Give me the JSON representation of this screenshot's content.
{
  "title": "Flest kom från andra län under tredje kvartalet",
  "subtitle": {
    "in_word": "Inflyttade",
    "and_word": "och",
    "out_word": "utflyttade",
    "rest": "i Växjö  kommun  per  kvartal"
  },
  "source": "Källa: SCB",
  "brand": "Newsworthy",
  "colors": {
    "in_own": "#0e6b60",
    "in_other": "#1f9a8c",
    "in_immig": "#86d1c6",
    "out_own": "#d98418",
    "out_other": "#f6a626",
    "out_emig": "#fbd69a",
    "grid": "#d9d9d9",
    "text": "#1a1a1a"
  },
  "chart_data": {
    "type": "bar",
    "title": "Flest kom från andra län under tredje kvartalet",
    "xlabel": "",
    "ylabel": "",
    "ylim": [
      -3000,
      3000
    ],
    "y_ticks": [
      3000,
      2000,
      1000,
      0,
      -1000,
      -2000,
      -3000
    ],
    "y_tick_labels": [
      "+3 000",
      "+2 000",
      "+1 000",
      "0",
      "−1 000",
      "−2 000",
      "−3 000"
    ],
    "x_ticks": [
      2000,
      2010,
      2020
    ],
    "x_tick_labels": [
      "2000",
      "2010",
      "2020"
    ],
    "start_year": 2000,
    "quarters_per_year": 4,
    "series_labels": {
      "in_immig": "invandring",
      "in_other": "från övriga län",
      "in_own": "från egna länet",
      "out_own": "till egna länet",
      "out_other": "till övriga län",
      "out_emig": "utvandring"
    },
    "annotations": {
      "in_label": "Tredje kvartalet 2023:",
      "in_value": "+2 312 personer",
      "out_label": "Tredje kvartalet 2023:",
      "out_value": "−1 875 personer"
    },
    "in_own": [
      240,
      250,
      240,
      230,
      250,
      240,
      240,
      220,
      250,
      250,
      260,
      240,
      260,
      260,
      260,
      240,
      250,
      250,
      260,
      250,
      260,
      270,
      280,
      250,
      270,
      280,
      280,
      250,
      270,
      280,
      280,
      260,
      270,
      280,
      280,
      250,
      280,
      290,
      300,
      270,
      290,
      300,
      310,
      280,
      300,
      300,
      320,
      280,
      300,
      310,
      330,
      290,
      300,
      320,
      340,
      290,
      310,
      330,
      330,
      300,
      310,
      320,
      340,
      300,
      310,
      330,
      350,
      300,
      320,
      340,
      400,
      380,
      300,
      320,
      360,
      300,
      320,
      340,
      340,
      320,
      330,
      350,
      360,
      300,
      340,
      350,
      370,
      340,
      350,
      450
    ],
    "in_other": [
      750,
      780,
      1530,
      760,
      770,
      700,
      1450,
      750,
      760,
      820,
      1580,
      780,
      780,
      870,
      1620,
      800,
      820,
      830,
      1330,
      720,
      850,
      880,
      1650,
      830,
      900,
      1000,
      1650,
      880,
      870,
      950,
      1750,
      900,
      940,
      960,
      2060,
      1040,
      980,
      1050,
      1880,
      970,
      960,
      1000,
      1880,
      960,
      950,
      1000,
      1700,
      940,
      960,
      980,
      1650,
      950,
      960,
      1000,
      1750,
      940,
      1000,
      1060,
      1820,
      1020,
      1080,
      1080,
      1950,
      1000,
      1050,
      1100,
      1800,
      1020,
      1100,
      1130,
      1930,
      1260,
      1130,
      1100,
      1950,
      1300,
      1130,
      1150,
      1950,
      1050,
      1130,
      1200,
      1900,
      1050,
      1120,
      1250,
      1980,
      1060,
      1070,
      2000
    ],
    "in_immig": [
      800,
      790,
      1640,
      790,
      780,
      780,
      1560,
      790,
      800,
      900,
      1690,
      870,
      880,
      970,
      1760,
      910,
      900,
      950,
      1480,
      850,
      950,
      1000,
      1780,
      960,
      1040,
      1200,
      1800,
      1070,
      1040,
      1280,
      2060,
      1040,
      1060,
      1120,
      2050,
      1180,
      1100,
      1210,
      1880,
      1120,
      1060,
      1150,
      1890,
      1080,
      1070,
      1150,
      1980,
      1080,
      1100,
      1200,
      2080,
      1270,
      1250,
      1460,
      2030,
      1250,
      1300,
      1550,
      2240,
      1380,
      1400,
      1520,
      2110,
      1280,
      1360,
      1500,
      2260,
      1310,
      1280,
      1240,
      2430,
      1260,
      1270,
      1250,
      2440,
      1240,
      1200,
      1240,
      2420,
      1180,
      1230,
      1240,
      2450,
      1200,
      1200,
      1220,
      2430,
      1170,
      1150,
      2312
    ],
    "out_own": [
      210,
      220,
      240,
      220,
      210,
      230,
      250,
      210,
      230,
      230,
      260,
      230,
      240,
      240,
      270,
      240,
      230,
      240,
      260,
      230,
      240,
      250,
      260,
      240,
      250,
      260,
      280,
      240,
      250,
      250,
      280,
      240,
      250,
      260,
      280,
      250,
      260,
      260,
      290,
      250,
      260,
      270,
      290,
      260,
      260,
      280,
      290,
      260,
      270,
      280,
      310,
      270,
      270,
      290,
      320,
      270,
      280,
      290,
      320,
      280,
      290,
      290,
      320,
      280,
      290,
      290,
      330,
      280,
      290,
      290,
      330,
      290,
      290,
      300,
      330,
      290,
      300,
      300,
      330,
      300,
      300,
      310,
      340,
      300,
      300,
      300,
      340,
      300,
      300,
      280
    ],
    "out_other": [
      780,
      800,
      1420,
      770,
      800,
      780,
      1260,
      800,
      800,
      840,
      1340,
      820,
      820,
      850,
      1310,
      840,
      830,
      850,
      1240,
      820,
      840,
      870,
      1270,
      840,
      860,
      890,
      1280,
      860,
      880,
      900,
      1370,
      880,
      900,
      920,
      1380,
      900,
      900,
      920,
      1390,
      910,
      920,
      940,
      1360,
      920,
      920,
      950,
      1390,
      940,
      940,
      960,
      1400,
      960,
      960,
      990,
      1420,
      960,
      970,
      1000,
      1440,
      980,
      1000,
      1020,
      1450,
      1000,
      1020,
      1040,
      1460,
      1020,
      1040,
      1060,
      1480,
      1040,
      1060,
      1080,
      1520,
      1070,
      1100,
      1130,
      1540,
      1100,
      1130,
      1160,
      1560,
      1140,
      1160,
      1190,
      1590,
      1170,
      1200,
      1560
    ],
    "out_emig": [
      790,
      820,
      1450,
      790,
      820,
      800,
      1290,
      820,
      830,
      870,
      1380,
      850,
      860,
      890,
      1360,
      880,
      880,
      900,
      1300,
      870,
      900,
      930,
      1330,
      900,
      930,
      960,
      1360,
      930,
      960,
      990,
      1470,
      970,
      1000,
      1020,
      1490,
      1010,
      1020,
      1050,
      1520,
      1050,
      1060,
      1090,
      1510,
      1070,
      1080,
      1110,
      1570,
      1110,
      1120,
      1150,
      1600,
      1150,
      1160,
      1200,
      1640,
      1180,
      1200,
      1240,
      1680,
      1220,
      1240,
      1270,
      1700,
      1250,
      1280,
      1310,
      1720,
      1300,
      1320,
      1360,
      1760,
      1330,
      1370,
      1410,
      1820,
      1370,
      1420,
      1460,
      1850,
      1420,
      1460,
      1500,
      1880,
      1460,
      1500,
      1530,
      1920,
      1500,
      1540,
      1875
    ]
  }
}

**Directions for this task:**
State the number of lines above that hold the string "andra", with nothing added.

**Complete answer:**
2